## Provided material
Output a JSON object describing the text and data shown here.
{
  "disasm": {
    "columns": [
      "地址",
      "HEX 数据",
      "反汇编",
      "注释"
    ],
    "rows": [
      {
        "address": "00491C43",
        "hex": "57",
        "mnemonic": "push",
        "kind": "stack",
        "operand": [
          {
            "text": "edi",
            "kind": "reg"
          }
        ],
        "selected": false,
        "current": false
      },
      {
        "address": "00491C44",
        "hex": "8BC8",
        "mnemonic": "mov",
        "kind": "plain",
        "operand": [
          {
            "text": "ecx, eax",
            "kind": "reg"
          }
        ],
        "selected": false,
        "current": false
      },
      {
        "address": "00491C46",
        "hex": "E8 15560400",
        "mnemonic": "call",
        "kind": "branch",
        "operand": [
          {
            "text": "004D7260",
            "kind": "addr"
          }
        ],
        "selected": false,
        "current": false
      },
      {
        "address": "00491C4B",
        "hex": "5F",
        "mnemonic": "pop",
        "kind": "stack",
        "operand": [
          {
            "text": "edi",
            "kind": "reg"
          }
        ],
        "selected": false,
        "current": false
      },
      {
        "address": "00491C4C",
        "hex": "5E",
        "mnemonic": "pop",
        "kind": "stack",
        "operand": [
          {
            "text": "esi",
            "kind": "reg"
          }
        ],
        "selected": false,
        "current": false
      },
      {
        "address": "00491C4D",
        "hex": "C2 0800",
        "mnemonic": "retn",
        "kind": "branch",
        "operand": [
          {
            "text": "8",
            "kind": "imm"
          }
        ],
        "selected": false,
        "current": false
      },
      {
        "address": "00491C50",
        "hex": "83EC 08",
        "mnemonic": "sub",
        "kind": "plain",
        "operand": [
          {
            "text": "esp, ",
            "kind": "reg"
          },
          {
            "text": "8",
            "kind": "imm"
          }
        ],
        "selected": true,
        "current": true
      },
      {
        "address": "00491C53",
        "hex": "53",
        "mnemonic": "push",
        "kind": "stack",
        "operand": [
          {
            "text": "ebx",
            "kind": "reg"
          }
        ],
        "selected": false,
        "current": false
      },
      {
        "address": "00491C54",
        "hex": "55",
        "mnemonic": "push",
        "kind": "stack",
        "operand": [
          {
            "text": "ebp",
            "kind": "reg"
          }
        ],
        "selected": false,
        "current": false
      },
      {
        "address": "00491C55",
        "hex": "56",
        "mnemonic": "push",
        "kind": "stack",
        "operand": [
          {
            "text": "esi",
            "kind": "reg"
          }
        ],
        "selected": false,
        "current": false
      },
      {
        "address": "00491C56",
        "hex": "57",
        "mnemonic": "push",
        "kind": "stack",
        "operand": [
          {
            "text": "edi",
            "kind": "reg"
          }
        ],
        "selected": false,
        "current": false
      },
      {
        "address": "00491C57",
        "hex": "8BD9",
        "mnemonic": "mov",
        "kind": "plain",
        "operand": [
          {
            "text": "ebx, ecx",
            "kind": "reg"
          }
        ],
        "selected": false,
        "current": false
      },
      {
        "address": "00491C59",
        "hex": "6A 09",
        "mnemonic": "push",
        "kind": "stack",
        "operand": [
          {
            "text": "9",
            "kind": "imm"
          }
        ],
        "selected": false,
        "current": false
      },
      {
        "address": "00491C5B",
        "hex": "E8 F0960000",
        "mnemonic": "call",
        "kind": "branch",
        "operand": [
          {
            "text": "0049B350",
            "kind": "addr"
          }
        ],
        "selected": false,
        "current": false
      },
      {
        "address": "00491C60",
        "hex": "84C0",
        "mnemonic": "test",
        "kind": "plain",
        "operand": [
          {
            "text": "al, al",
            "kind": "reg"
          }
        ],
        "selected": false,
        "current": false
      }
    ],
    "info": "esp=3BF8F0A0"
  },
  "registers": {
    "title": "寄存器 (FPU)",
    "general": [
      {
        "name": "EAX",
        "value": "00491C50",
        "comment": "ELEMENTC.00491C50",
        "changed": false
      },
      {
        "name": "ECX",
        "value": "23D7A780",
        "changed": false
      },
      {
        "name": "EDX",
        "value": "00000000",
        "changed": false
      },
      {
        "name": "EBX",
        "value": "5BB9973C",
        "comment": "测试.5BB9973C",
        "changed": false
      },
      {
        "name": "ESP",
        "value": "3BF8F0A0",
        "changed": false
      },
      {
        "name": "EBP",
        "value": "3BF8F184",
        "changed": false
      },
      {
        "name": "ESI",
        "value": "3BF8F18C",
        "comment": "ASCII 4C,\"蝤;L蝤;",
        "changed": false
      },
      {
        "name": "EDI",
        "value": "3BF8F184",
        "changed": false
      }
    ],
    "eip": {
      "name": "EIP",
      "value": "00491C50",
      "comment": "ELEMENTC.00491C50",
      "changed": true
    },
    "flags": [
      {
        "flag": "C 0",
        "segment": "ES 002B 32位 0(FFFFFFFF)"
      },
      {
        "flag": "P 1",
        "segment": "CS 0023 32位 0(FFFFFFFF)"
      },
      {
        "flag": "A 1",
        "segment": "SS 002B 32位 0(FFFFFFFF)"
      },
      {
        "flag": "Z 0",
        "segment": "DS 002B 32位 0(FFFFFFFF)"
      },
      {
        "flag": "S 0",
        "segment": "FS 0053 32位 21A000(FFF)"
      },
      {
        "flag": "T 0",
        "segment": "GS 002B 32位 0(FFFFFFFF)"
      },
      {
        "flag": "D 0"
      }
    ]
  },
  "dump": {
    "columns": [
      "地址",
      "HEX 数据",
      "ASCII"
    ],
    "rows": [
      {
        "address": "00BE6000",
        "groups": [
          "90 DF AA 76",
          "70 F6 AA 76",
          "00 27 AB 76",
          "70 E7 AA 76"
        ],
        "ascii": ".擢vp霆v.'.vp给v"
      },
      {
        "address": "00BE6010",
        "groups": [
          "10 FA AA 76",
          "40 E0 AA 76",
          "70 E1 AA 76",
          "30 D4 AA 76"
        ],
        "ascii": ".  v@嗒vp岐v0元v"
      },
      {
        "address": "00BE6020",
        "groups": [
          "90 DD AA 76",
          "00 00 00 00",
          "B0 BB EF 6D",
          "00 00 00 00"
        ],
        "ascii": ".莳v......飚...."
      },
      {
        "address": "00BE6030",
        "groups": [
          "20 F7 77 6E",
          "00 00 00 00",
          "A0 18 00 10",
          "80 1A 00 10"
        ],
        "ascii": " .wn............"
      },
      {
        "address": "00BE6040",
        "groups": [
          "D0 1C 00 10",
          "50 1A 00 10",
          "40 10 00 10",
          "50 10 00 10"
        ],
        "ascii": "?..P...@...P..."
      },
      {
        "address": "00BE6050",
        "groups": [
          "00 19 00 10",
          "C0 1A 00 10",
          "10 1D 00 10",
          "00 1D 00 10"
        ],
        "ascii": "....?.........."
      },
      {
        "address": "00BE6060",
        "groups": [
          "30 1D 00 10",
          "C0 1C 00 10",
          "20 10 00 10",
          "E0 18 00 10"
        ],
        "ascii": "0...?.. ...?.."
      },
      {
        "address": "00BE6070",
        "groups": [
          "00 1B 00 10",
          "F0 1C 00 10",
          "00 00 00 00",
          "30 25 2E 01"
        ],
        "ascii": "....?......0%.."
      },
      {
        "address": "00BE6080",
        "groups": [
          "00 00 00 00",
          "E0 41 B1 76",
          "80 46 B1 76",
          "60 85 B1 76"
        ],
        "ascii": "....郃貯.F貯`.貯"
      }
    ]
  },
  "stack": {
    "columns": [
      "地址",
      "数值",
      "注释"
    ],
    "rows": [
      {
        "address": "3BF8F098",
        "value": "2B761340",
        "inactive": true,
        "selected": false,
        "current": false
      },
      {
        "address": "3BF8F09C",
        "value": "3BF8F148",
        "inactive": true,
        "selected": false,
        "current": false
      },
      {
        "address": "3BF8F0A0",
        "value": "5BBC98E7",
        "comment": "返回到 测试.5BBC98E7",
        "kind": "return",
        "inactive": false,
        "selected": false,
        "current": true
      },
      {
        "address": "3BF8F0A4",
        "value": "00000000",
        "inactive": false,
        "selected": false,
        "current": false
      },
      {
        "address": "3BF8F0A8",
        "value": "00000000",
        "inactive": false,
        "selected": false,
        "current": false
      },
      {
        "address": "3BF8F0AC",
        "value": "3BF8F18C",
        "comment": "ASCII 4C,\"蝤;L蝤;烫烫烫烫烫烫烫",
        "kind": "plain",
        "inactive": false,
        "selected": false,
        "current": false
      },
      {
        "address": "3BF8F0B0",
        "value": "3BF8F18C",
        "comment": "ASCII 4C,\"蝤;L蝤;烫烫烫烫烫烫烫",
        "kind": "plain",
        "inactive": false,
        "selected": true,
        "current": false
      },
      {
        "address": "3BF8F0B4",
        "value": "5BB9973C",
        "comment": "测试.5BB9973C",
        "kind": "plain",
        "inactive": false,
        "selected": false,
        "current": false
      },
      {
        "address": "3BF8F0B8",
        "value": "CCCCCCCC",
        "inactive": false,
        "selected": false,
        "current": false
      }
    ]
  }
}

## Required task
Show every line that contains the word "FFFFFFFF".

## Answer for this exercise
        "segment": "ES 002B 32位 0(FFFFFFFF)"
        "segment": "CS 0023 32位 0(FFFFFFFF)"
        "segment": "SS 002B 32位 0(FFFFFFFF)"
        "segment": "DS 002B 32位 0(FFFFFFFF)"
        "segment": "GS 002B 32位 0(FFFFFFFF)"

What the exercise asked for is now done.